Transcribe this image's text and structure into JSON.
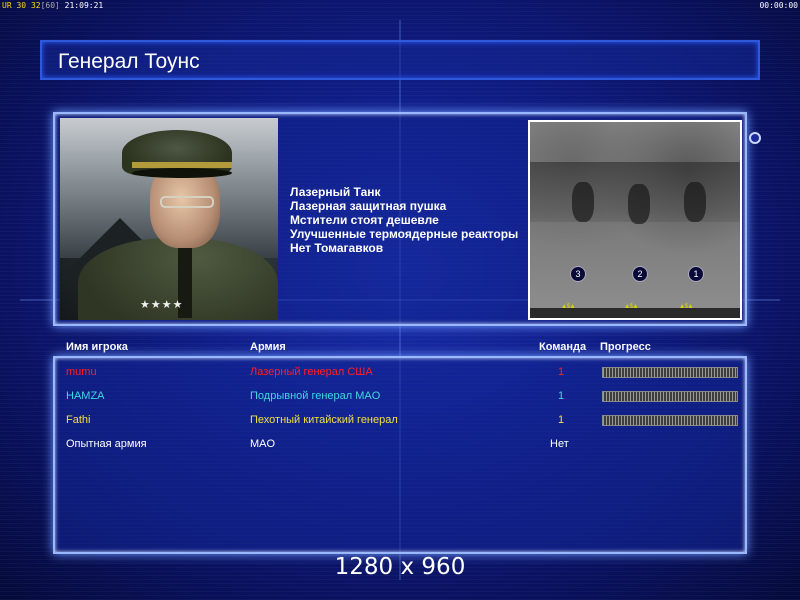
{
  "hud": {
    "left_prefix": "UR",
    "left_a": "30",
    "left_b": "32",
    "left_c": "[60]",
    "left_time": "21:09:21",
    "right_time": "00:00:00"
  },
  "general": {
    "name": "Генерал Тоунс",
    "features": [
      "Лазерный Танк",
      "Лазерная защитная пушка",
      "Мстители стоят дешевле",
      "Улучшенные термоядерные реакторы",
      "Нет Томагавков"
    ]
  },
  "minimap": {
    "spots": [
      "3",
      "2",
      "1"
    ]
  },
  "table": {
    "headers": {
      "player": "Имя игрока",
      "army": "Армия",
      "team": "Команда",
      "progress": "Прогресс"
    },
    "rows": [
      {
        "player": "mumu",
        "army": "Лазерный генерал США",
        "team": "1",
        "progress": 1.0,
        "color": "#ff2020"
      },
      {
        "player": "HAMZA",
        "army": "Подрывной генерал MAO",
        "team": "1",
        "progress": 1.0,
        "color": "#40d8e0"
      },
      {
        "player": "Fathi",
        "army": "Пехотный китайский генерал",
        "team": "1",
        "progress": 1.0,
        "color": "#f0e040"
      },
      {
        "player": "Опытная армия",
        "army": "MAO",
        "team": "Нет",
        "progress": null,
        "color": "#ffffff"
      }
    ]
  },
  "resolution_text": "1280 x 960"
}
--------------------
* **Short task**
Return all the entries word for word, but omit any pictures they contain.

* **Complete output**
Transcribe this image's text and structure into JSON.
{
  "hud": {
    "left_prefix": "UR",
    "left_a": "30",
    "left_b": "32",
    "left_c": "[60]",
    "left_time": "21:09:21",
    "right_time": "00:00:00"
  },
  "general": {
    "name": "Генерал Тоунс",
    "features": [
      "Лазерный Танк",
      "Лазерная защитная пушка",
      "Мстители стоят дешевле",
      "Улучшенные термоядерные реакторы",
      "Нет Томагавков"
    ]
  },
  "minimap": {
    "spots": [
      "3",
      "2",
      "1"
    ]
  },
  "table": {
    "headers": {
      "player": "Имя игрока",
      "army": "Армия",
      "team": "Команда",
      "progress": "Прогресс"
    },
    "rows": [
      {
        "player": "mumu",
        "army": "Лазерный генерал США",
        "team": "1",
        "progress": 1.0,
        "color": "#ff2020"
      },
      {
        "player": "HAMZA",
        "army": "Подрывной генерал MAO",
        "team": "1",
        "progress": 1.0,
        "color": "#40d8e0"
      },
      {
        "player": "Fathi",
        "army": "Пехотный китайский генерал",
        "team": "1",
        "progress": 1.0,
        "color": "#f0e040"
      },
      {
        "player": "Опытная армия",
        "army": "MAO",
        "team": "Нет",
        "progress": null,
        "color": "#ffffff"
      }
    ]
  },
  "resolution_text": "1280 x 960"
}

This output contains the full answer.